## Exercise directions
Copy out the data below. Keep every word as it is.

Transcript entries for document pages:
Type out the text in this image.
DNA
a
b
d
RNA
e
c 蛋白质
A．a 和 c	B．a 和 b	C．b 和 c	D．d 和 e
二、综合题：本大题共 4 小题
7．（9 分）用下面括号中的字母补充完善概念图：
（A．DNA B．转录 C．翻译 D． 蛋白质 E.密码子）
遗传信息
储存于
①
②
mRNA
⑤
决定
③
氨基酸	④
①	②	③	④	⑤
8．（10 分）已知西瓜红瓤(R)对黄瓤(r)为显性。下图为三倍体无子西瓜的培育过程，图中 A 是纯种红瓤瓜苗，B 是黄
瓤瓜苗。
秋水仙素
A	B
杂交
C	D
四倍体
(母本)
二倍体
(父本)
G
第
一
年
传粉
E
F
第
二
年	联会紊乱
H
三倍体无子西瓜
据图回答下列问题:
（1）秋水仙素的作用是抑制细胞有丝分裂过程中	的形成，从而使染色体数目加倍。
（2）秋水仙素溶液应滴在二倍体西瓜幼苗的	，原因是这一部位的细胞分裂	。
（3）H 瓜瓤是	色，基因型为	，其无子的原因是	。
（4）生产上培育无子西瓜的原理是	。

## Response to this task
Type out the text in this image.
DNA
a
b
d
RNA
e
c 蛋白质
A．a 和 c	B．a 和 b	C．b 和 c	D．d 和 e
二、综合题：本大题共 4 小题
7．（9 分）用下面括号中的字母补充完善概念图：
（A．DNA B．转录 C．翻译 D． 蛋白质 E.密码子）
遗传信息
储存于
①
②
mRNA
⑤
决定
③
氨基酸	④
①	②	③	④	⑤
8．（10 分）已知西瓜红瓤(R)对黄瓤(r)为显性。下图为三倍体无子西瓜的培育过程，图中 A 是纯种红瓤瓜苗，B 是黄
瓤瓜苗。
秋水仙素
A	B
杂交
C	D
四倍体
(母本)
二倍体
(父本)
G
第
一
年
传粉
E
F
第
二
年	联会紊乱
H
三倍体无子西瓜
据图回答下列问题:
（1）秋水仙素的作用是抑制细胞有丝分裂过程中	的形成，从而使染色体数目加倍。
（2）秋水仙素溶液应滴在二倍体西瓜幼苗的	，原因是这一部位的细胞分裂	。
（3）H 瓜瓤是	色，基因型为	，其无子的原因是	。
（4）生产上培育无子西瓜的原理是	。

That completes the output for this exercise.